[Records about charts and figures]
_____

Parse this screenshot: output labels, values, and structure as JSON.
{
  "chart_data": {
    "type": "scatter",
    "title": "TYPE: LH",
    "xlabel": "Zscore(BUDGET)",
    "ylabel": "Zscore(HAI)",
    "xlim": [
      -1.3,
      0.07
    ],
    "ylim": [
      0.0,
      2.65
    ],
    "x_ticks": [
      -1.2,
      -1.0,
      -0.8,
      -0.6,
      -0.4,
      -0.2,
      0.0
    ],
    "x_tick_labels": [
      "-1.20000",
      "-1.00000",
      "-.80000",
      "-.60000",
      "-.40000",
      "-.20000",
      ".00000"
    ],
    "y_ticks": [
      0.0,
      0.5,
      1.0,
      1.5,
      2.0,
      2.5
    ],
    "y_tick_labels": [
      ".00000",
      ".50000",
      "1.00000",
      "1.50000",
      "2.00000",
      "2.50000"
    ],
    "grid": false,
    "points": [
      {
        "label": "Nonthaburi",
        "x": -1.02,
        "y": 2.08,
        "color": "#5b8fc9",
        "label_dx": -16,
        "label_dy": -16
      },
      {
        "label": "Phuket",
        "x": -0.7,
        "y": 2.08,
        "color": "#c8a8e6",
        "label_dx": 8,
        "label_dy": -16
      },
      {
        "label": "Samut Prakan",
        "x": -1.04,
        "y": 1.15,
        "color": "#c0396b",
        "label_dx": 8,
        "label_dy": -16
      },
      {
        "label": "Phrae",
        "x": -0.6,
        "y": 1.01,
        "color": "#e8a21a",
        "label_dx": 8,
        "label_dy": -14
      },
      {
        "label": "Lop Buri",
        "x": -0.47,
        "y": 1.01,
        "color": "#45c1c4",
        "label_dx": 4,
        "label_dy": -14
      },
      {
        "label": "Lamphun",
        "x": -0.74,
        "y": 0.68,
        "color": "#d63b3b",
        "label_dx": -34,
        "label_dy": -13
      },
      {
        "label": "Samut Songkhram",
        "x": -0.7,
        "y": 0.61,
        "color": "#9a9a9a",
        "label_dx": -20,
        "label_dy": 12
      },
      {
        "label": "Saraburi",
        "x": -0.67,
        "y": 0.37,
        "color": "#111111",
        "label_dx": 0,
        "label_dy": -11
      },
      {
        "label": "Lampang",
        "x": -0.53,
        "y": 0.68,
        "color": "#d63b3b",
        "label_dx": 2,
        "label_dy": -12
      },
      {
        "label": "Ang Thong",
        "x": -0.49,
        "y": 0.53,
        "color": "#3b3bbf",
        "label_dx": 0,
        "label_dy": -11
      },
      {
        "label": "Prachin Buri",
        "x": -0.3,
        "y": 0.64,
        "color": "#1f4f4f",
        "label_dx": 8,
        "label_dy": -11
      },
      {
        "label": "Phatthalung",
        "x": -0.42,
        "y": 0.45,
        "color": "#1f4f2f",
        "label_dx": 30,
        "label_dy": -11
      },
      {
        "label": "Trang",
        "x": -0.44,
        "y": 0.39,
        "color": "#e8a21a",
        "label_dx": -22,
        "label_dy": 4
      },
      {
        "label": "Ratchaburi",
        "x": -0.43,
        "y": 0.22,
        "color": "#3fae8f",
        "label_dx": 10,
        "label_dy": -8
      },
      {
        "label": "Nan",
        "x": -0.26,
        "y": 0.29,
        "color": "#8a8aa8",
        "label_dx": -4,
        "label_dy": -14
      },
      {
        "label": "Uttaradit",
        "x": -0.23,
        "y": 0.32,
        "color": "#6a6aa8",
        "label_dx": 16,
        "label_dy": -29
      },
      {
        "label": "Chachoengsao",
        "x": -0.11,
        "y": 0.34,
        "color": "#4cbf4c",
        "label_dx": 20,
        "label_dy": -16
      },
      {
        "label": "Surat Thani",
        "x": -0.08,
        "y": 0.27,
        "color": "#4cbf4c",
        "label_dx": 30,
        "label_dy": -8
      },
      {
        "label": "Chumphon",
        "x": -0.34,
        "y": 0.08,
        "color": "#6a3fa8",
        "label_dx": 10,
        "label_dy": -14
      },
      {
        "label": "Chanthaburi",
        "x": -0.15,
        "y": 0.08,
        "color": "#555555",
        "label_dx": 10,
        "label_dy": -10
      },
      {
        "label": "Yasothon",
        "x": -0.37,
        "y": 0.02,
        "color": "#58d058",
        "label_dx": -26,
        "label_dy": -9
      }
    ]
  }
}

_____

Each line of the material above needs to be quoted exactly, please.

Parse this screenshot: output labels, values, and structure as JSON.
{
  "chart_data": {
    "type": "scatter",
    "title": "TYPE: LH",
    "xlabel": "Zscore(BUDGET)",
    "ylabel": "Zscore(HAI)",
    "xlim": [
      -1.3,
      0.07
    ],
    "ylim": [
      0.0,
      2.65
    ],
    "x_ticks": [
      -1.2,
      -1.0,
      -0.8,
      -0.6,
      -0.4,
      -0.2,
      0.0
    ],
    "x_tick_labels": [
      "-1.20000",
      "-1.00000",
      "-.80000",
      "-.60000",
      "-.40000",
      "-.20000",
      ".00000"
    ],
    "y_ticks": [
      0.0,
      0.5,
      1.0,
      1.5,
      2.0,
      2.5
    ],
    "y_tick_labels": [
      ".00000",
      ".50000",
      "1.00000",
      "1.50000",
      "2.00000",
      "2.50000"
    ],
    "grid": false,
    "points": [
      {
        "label": "Nonthaburi",
        "x": -1.02,
        "y": 2.08,
        "color": "#5b8fc9",
        "label_dx": -16,
        "label_dy": -16
      },
      {
        "label": "Phuket",
        "x": -0.7,
        "y": 2.08,
        "color": "#c8a8e6",
        "label_dx": 8,
        "label_dy": -16
      },
      {
        "label": "Samut Prakan",
        "x": -1.04,
        "y": 1.15,
        "color": "#c0396b",
        "label_dx": 8,
        "label_dy": -16
      },
      {
        "label": "Phrae",
        "x": -0.6,
        "y": 1.01,
        "color": "#e8a21a",
        "label_dx": 8,
        "label_dy": -14
      },
      {
        "label": "Lop Buri",
        "x": -0.47,
        "y": 1.01,
        "color": "#45c1c4",
        "label_dx": 4,
        "label_dy": -14
      },
      {
        "label": "Lamphun",
        "x": -0.74,
        "y": 0.68,
        "color": "#d63b3b",
        "label_dx": -34,
        "label_dy": -13
      },
      {
        "label": "Samut Songkhram",
        "x": -0.7,
        "y": 0.61,
        "color": "#9a9a9a",
        "label_dx": -20,
        "label_dy": 12
      },
      {
        "label": "Saraburi",
        "x": -0.67,
        "y": 0.37,
        "color": "#111111",
        "label_dx": 0,
        "label_dy": -11
      },
      {
        "label": "Lampang",
        "x": -0.53,
        "y": 0.68,
        "color": "#d63b3b",
        "label_dx": 2,
        "label_dy": -12
      },
      {
        "label": "Ang Thong",
        "x": -0.49,
        "y": 0.53,
        "color": "#3b3bbf",
        "label_dx": 0,
        "label_dy": -11
      },
      {
        "label": "Prachin Buri",
        "x": -0.3,
        "y": 0.64,
        "color": "#1f4f4f",
        "label_dx": 8,
        "label_dy": -11
      },
      {
        "label": "Phatthalung",
        "x": -0.42,
        "y": 0.45,
        "color": "#1f4f2f",
        "label_dx": 30,
        "label_dy": -11
      },
      {
        "label": "Trang",
        "x": -0.44,
        "y": 0.39,
        "color": "#e8a21a",
        "label_dx": -22,
        "label_dy": 4
      },
      {
        "label": "Ratchaburi",
        "x": -0.43,
        "y": 0.22,
        "color": "#3fae8f",
        "label_dx": 10,
        "label_dy": -8
      },
      {
        "label": "Nan",
        "x": -0.26,
        "y": 0.29,
        "color": "#8a8aa8",
        "label_dx": -4,
        "label_dy": -14
      },
      {
        "label": "Uttaradit",
        "x": -0.23,
        "y": 0.32,
        "color": "#6a6aa8",
        "label_dx": 16,
        "label_dy": -29
      },
      {
        "label": "Chachoengsao",
        "x": -0.11,
        "y": 0.34,
        "color": "#4cbf4c",
        "label_dx": 20,
        "label_dy": -16
      },
      {
        "label": "Surat Thani",
        "x": -0.08,
        "y": 0.27,
        "color": "#4cbf4c",
        "label_dx": 30,
        "label_dy": -8
      },
      {
        "label": "Chumphon",
        "x": -0.34,
        "y": 0.08,
        "color": "#6a3fa8",
        "label_dx": 10,
        "label_dy": -14
      },
      {
        "label": "Chanthaburi",
        "x": -0.15,
        "y": 0.08,
        "color": "#555555",
        "label_dx": 10,
        "label_dy": -10
      },
      {
        "label": "Yasothon",
        "x": -0.37,
        "y": 0.02,
        "color": "#58d058",
        "label_dx": -26,
        "label_dy": -9
      }
    ]
  }
}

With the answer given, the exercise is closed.